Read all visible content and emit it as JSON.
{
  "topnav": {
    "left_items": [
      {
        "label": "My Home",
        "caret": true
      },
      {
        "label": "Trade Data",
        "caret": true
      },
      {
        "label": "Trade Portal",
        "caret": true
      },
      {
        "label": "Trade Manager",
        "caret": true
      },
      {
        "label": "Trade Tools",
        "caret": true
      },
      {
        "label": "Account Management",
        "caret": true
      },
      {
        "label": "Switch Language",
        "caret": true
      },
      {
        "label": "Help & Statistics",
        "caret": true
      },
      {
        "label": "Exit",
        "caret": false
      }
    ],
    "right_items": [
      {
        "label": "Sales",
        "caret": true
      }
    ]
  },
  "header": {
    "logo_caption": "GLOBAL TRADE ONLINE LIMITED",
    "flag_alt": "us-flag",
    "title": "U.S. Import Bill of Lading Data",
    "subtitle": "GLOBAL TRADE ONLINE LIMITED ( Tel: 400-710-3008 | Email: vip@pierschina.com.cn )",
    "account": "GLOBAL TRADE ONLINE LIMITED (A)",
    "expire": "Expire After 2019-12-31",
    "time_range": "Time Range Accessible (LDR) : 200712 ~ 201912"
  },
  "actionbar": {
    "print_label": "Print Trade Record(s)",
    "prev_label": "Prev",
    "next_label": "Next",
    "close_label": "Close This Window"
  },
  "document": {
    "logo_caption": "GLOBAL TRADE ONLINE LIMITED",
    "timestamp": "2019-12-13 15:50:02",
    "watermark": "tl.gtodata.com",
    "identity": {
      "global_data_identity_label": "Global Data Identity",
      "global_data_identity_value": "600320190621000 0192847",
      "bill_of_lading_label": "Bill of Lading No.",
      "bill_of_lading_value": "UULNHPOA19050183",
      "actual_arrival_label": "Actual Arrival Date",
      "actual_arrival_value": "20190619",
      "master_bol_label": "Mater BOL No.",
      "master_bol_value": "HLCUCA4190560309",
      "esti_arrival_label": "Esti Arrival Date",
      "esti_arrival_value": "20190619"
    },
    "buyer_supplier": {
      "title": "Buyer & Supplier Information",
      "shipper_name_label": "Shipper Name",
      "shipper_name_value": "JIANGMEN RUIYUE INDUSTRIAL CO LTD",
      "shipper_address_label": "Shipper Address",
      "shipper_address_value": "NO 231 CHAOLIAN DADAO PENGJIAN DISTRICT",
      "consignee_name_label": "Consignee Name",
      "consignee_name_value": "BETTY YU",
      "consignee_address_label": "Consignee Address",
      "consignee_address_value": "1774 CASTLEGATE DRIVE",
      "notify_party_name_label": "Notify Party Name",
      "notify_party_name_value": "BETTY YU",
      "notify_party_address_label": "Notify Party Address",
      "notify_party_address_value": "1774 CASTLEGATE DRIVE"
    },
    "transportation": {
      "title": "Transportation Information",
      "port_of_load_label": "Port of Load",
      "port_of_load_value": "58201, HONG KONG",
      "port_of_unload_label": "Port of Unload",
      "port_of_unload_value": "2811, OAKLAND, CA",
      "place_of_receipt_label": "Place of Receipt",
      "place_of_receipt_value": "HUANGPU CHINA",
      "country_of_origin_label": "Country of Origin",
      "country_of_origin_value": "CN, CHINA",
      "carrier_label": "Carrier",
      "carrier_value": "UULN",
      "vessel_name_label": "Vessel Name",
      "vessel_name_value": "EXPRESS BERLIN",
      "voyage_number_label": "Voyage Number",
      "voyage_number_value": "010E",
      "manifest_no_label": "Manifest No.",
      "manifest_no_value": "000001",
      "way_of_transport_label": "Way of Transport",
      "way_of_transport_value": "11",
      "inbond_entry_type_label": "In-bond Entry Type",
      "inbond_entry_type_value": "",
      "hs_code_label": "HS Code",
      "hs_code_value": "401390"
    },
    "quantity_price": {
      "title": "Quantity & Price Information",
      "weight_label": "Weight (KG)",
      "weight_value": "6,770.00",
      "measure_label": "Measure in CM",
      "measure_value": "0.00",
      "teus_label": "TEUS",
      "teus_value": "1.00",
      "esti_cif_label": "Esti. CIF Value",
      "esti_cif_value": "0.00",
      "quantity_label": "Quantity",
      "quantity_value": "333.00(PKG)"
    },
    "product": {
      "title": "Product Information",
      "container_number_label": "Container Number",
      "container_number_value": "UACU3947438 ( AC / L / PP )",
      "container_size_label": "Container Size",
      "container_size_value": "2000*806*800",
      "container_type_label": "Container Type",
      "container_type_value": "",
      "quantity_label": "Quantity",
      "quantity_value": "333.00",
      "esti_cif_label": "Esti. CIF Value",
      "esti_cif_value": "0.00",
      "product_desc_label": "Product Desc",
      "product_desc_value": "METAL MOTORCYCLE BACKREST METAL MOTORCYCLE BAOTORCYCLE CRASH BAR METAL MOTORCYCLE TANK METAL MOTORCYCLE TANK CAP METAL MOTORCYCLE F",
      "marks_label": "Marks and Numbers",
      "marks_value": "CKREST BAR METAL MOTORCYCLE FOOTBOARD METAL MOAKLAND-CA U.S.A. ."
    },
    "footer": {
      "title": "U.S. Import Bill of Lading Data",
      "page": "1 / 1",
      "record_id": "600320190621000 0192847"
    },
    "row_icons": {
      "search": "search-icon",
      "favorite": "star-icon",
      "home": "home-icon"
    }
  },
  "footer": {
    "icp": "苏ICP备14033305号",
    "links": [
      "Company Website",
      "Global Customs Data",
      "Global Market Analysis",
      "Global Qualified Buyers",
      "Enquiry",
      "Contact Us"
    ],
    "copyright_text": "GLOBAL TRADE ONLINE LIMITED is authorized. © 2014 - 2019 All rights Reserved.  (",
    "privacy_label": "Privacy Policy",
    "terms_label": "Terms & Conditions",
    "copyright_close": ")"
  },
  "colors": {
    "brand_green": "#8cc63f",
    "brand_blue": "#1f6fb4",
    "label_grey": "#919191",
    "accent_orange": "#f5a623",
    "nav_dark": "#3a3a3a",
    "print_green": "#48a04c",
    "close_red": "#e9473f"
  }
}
┄┄┄┄┄┄
Set task = Each entry must be reproduced verbatim.

Written reply =
Read all visible content and emit it as JSON.
{
  "topnav": {
    "left_items": [
      {
        "label": "My Home",
        "caret": true
      },
      {
        "label": "Trade Data",
        "caret": true
      },
      {
        "label": "Trade Portal",
        "caret": true
      },
      {
        "label": "Trade Manager",
        "caret": true
      },
      {
        "label": "Trade Tools",
        "caret": true
      },
      {
        "label": "Account Management",
        "caret": true
      },
      {
        "label": "Switch Language",
        "caret": true
      },
      {
        "label": "Help & Statistics",
        "caret": true
      },
      {
        "label": "Exit",
        "caret": false
      }
    ],
    "right_items": [
      {
        "label": "Sales",
        "caret": true
      }
    ]
  },
  "header": {
    "logo_caption": "GLOBAL TRADE ONLINE LIMITED",
    "flag_alt": "us-flag",
    "title": "U.S. Import Bill of Lading Data",
    "subtitle": "GLOBAL TRADE ONLINE LIMITED ( Tel: 400-710-3008 | Email: vip@pierschina.com.cn )",
    "account": "GLOBAL TRADE ONLINE LIMITED (A)",
    "expire": "Expire After 2019-12-31",
    "time_range": "Time Range Accessible (LDR) : 200712 ~ 201912"
  },
  "actionbar": {
    "print_label": "Print Trade Record(s)",
    "prev_label": "Prev",
    "next_label": "Next",
    "close_label": "Close This Window"
  },
  "document": {
    "logo_caption": "GLOBAL TRADE ONLINE LIMITED",
    "timestamp": "2019-12-13 15:50:02",
    "watermark": "tl.gtodata.com",
    "identity": {
      "global_data_identity_label": "Global Data Identity",
      "global_data_identity_value": "600320190621000 0192847",
      "bill_of_lading_label": "Bill of Lading No.",
      "bill_of_lading_value": "UULNHPOA19050183",
      "actual_arrival_label": "Actual Arrival Date",
      "actual_arrival_value": "20190619",
      "master_bol_label": "Mater BOL No.",
      "master_bol_value": "HLCUCA4190560309",
      "esti_arrival_label": "Esti Arrival Date",
      "esti_arrival_value": "20190619"
    },
    "buyer_supplier": {
      "title": "Buyer & Supplier Information",
      "shipper_name_label": "Shipper Name",
      "shipper_name_value": "JIANGMEN RUIYUE INDUSTRIAL CO LTD",
      "shipper_address_label": "Shipper Address",
      "shipper_address_value": "NO 231 CHAOLIAN DADAO PENGJIAN DISTRICT",
      "consignee_name_label": "Consignee Name",
      "consignee_name_value": "BETTY YU",
      "consignee_address_label": "Consignee Address",
      "consignee_address_value": "1774 CASTLEGATE DRIVE",
      "notify_party_name_label": "Notify Party Name",
      "notify_party_name_value": "BETTY YU",
      "notify_party_address_label": "Notify Party Address",
      "notify_party_address_value": "1774 CASTLEGATE DRIVE"
    },
    "transportation": {
      "title": "Transportation Information",
      "port_of_load_label": "Port of Load",
      "port_of_load_value": "58201, HONG KONG",
      "port_of_unload_label": "Port of Unload",
      "port_of_unload_value": "2811, OAKLAND, CA",
      "place_of_receipt_label": "Place of Receipt",
      "place_of_receipt_value": "HUANGPU CHINA",
      "country_of_origin_label": "Country of Origin",
      "country_of_origin_value": "CN, CHINA",
      "carrier_label": "Carrier",
      "carrier_value": "UULN",
      "vessel_name_label": "Vessel Name",
      "vessel_name_value": "EXPRESS BERLIN",
      "voyage_number_label": "Voyage Number",
      "voyage_number_value": "010E",
      "manifest_no_label": "Manifest No.",
      "manifest_no_value": "000001",
      "way_of_transport_label": "Way of Transport",
      "way_of_transport_value": "11",
      "inbond_entry_type_label": "In-bond Entry Type",
      "inbond_entry_type_value": "",
      "hs_code_label": "HS Code",
      "hs_code_value": "401390"
    },
    "quantity_price": {
      "title": "Quantity & Price Information",
      "weight_label": "Weight (KG)",
      "weight_value": "6,770.00",
      "measure_label": "Measure in CM",
      "measure_value": "0.00",
      "teus_label": "TEUS",
      "teus_value": "1.00",
      "esti_cif_label": "Esti. CIF Value",
      "esti_cif_value": "0.00",
      "quantity_label": "Quantity",
      "quantity_value": "333.00(PKG)"
    },
    "product": {
      "title": "Product Information",
      "container_number_label": "Container Number",
      "container_number_value": "UACU3947438 ( AC / L / PP )",
      "container_size_label": "Container Size",
      "container_size_value": "2000*806*800",
      "container_type_label": "Container Type",
      "container_type_value": "",
      "quantity_label": "Quantity",
      "quantity_value": "333.00",
      "esti_cif_label": "Esti. CIF Value",
      "esti_cif_value": "0.00",
      "product_desc_label": "Product Desc",
      "product_desc_value": "METAL MOTORCYCLE BACKREST METAL MOTORCYCLE BAOTORCYCLE CRASH BAR METAL MOTORCYCLE TANK METAL MOTORCYCLE TANK CAP METAL MOTORCYCLE F",
      "marks_label": "Marks and Numbers",
      "marks_value": "CKREST BAR METAL MOTORCYCLE FOOTBOARD METAL MOAKLAND-CA U.S.A. ."
    },
    "footer": {
      "title": "U.S. Import Bill of Lading Data",
      "page": "1 / 1",
      "record_id": "600320190621000 0192847"
    },
    "row_icons": {
      "search": "search-icon",
      "favorite": "star-icon",
      "home": "home-icon"
    }
  },
  "footer": {
    "icp": "苏ICP备14033305号",
    "links": [
      "Company Website",
      "Global Customs Data",
      "Global Market Analysis",
      "Global Qualified Buyers",
      "Enquiry",
      "Contact Us"
    ],
    "copyright_text": "GLOBAL TRADE ONLINE LIMITED is authorized. © 2014 - 2019 All rights Reserved.  (",
    "privacy_label": "Privacy Policy",
    "terms_label": "Terms & Conditions",
    "copyright_close": ")"
  },
  "colors": {
    "brand_green": "#8cc63f",
    "brand_blue": "#1f6fb4",
    "label_grey": "#919191",
    "accent_orange": "#f5a623",
    "nav_dark": "#3a3a3a",
    "print_green": "#48a04c",
    "close_red": "#e9473f"
  }
}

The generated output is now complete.